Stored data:

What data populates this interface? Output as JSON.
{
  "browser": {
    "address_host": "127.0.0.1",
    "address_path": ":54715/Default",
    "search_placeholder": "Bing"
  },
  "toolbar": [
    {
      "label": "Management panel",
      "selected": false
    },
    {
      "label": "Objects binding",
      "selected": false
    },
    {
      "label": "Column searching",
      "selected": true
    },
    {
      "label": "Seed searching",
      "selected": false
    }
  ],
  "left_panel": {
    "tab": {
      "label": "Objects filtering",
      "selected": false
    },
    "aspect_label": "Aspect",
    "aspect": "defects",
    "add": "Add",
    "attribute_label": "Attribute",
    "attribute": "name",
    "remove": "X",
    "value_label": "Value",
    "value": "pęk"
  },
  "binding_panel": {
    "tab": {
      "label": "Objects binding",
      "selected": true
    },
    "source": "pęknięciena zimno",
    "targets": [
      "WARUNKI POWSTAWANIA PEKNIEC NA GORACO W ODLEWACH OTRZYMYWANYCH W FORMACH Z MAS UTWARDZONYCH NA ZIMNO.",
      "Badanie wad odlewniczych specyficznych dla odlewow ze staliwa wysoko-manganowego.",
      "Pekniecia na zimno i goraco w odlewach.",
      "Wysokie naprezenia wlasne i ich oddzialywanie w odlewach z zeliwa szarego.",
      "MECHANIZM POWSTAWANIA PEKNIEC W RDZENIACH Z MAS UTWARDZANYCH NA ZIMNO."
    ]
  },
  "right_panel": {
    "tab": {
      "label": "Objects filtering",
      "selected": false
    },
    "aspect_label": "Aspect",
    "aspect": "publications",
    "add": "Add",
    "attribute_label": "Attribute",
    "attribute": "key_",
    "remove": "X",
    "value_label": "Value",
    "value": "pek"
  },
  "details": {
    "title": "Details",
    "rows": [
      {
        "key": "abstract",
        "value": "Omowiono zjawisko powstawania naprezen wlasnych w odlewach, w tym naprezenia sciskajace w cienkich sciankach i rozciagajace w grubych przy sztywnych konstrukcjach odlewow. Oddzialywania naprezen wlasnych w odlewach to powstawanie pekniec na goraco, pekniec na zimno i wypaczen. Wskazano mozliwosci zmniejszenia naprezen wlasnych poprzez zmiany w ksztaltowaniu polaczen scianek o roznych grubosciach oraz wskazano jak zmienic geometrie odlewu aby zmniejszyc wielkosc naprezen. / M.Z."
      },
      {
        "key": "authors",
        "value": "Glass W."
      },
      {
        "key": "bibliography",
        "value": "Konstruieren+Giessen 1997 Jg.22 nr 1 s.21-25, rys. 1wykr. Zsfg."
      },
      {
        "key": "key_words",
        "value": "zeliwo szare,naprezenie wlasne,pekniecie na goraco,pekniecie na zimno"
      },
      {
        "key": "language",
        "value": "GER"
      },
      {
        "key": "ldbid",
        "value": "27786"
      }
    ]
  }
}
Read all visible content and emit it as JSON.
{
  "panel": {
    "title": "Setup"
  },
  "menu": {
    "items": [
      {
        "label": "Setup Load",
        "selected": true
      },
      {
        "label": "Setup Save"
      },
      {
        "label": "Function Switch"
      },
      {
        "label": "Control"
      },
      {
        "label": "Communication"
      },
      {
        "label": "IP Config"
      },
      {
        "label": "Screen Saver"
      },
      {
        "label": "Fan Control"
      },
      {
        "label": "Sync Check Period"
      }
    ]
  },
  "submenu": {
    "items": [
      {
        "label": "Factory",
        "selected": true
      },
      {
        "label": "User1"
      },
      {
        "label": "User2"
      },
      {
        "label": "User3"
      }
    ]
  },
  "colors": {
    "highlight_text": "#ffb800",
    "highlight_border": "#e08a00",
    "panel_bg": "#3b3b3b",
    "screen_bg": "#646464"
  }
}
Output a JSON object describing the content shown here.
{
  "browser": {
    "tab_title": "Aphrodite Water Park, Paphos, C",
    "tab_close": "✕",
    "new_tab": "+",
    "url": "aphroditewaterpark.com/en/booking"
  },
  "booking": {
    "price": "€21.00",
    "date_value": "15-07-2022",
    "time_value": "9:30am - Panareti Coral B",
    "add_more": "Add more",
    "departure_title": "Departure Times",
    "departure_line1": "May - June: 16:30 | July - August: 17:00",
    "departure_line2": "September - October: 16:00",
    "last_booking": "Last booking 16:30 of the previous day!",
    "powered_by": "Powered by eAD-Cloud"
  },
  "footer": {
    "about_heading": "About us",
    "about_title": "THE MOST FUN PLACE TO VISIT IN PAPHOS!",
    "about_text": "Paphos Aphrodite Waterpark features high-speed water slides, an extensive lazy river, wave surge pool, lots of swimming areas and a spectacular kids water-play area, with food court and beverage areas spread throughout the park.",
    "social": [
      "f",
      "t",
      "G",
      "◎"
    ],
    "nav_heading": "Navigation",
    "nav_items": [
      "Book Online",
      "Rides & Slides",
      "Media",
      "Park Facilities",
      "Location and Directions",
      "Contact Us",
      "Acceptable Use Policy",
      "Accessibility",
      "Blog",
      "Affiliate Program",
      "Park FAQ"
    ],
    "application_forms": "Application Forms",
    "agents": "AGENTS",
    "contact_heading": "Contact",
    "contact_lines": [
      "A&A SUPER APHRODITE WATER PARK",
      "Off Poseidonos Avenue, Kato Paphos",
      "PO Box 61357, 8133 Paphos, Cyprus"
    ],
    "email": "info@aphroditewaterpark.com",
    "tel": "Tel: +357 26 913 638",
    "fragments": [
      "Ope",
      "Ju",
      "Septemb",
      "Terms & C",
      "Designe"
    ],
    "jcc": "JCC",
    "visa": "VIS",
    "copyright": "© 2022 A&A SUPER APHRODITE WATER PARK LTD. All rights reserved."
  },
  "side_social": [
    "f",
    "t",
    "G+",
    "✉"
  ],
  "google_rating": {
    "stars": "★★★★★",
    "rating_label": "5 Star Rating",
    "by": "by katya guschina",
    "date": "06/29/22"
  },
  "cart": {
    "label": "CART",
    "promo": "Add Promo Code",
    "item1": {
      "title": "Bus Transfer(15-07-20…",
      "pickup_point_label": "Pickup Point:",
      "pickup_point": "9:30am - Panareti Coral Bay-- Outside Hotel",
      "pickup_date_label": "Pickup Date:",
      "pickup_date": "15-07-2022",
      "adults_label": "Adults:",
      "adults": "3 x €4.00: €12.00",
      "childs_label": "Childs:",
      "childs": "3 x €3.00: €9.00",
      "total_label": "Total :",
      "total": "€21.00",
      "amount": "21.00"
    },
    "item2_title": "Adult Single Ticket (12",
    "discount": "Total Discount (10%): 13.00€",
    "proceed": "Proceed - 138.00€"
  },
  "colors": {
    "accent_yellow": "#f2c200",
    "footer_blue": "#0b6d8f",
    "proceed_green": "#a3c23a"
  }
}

Written instruction –
Retype every record above exactly as it appears.

Answer to this exercise –
What data populates this interface? Output as JSON.
{
  "browser": {
    "address_host": "127.0.0.1",
    "address_path": ":54715/Default",
    "search_placeholder": "Bing"
  },
  "toolbar": [
    {
      "label": "Management panel",
      "selected": false
    },
    {
      "label": "Objects binding",
      "selected": false
    },
    {
      "label": "Column searching",
      "selected": true
    },
    {
      "label": "Seed searching",
      "selected": false
    }
  ],
  "left_panel": {
    "tab": {
      "label": "Objects filtering",
      "selected": false
    },
    "aspect_label": "Aspect",
    "aspect": "defects",
    "add": "Add",
    "attribute_label": "Attribute",
    "attribute": "name",
    "remove": "X",
    "value_label": "Value",
    "value": "pęk"
  },
  "binding_panel": {
    "tab": {
      "label": "Objects binding",
      "selected": true
    },
    "source": "pęknięciena zimno",
    "targets": [
      "WARUNKI POWSTAWANIA PEKNIEC NA GORACO W ODLEWACH OTRZYMYWANYCH W FORMACH Z MAS UTWARDZONYCH NA ZIMNO.",
      "Badanie wad odlewniczych specyficznych dla odlewow ze staliwa wysoko-manganowego.",
      "Pekniecia na zimno i goraco w odlewach.",
      "Wysokie naprezenia wlasne i ich oddzialywanie w odlewach z zeliwa szarego.",
      "MECHANIZM POWSTAWANIA PEKNIEC W RDZENIACH Z MAS UTWARDZANYCH NA ZIMNO."
    ]
  },
  "right_panel": {
    "tab": {
      "label": "Objects filtering",
      "selected": false
    },
    "aspect_label": "Aspect",
    "aspect": "publications",
    "add": "Add",
    "attribute_label": "Attribute",
    "attribute": "key_",
    "remove": "X",
    "value_label": "Value",
    "value": "pek"
  },
  "details": {
    "title": "Details",
    "rows": [
      {
        "key": "abstract",
        "value": "Omowiono zjawisko powstawania naprezen wlasnych w odlewach, w tym naprezenia sciskajace w cienkich sciankach i rozciagajace w grubych przy sztywnych konstrukcjach odlewow. Oddzialywania naprezen wlasnych w odlewach to powstawanie pekniec na goraco, pekniec na zimno i wypaczen. Wskazano mozliwosci zmniejszenia naprezen wlasnych poprzez zmiany w ksztaltowaniu polaczen scianek o roznych grubosciach oraz wskazano jak zmienic geometrie odlewu aby zmniejszyc wielkosc naprezen. / M.Z."
      },
      {
        "key": "authors",
        "value": "Glass W."
      },
      {
        "key": "bibliography",
        "value": "Konstruieren+Giessen 1997 Jg.22 nr 1 s.21-25, rys. 1wykr. Zsfg."
      },
      {
        "key": "key_words",
        "value": "zeliwo szare,naprezenie wlasne,pekniecie na goraco,pekniecie na zimno"
      },
      {
        "key": "language",
        "value": "GER"
      },
      {
        "key": "ldbid",
        "value": "27786"
      }
    ]
  }
}
Read all visible content and emit it as JSON.
{
  "panel": {
    "title": "Setup"
  },
  "menu": {
    "items": [
      {
        "label": "Setup Load",
        "selected": true
      },
      {
        "label": "Setup Save"
      },
      {
        "label": "Function Switch"
      },
      {
        "label": "Control"
      },
      {
        "label": "Communication"
      },
      {
        "label": "IP Config"
      },
      {
        "label": "Screen Saver"
      },
      {
        "label": "Fan Control"
      },
      {
        "label": "Sync Check Period"
      }
    ]
  },
  "submenu": {
    "items": [
      {
        "label": "Factory",
        "selected": true
      },
      {
        "label": "User1"
      },
      {
        "label": "User2"
      },
      {
        "label": "User3"
      }
    ]
  },
  "colors": {
    "highlight_text": "#ffb800",
    "highlight_border": "#e08a00",
    "panel_bg": "#3b3b3b",
    "screen_bg": "#646464"
  }
}
Output a JSON object describing the content shown here.
{
  "browser": {
    "tab_title": "Aphrodite Water Park, Paphos, C",
    "tab_close": "✕",
    "new_tab": "+",
    "url": "aphroditewaterpark.com/en/booking"
  },
  "booking": {
    "price": "€21.00",
    "date_value": "15-07-2022",
    "time_value": "9:30am - Panareti Coral B",
    "add_more": "Add more",
    "departure_title": "Departure Times",
    "departure_line1": "May - June: 16:30 | July - August: 17:00",
    "departure_line2": "September - October: 16:00",
    "last_booking": "Last booking 16:30 of the previous day!",
    "powered_by": "Powered by eAD-Cloud"
  },
  "footer": {
    "about_heading": "About us",
    "about_title": "THE MOST FUN PLACE TO VISIT IN PAPHOS!",
    "about_text": "Paphos Aphrodite Waterpark features high-speed water slides, an extensive lazy river, wave surge pool, lots of swimming areas and a spectacular kids water-play area, with food court and beverage areas spread throughout the park.",
    "social": [
      "f",
      "t",
      "G",
      "◎"
    ],
    "nav_heading": "Navigation",
    "nav_items": [
      "Book Online",
      "Rides & Slides",
      "Media",
      "Park Facilities",
      "Location and Directions",
      "Contact Us",
      "Acceptable Use Policy",
      "Accessibility",
      "Blog",
      "Affiliate Program",
      "Park FAQ"
    ],
    "application_forms": "Application Forms",
    "agents": "AGENTS",
    "contact_heading": "Contact",
    "contact_lines": [
      "A&A SUPER APHRODITE WATER PARK",
      "Off Poseidonos Avenue, Kato Paphos",
      "PO Box 61357, 8133 Paphos, Cyprus"
    ],
    "email": "info@aphroditewaterpark.com",
    "tel": "Tel: +357 26 913 638",
    "fragments": [
      "Ope",
      "Ju",
      "Septemb",
      "Terms & C",
      "Designe"
    ],
    "jcc": "JCC",
    "visa": "VIS",
    "copyright": "© 2022 A&A SUPER APHRODITE WATER PARK LTD. All rights reserved."
  },
  "side_social": [
    "f",
    "t",
    "G+",
    "✉"
  ],
  "google_rating": {
    "stars": "★★★★★",
    "rating_label": "5 Star Rating",
    "by": "by katya guschina",
    "date": "06/29/22"
  },
  "cart": {
    "label": "CART",
    "promo": "Add Promo Code",
    "item1": {
      "title": "Bus Transfer(15-07-20…",
      "pickup_point_label": "Pickup Point:",
      "pickup_point": "9:30am - Panareti Coral Bay-- Outside Hotel",
      "pickup_date_label": "Pickup Date:",
      "pickup_date": "15-07-2022",
      "adults_label": "Adults:",
      "adults": "3 x €4.00: €12.00",
      "childs_label": "Childs:",
      "childs": "3 x €3.00: €9.00",
      "total_label": "Total :",
      "total": "€21.00",
      "amount": "21.00"
    },
    "item2_title": "Adult Single Ticket (12",
    "discount": "Total Discount (10%): 13.00€",
    "proceed": "Proceed - 138.00€"
  },
  "colors": {
    "accent_yellow": "#f2c200",
    "footer_blue": "#0b6d8f",
    "proceed_green": "#a3c23a"
  }
}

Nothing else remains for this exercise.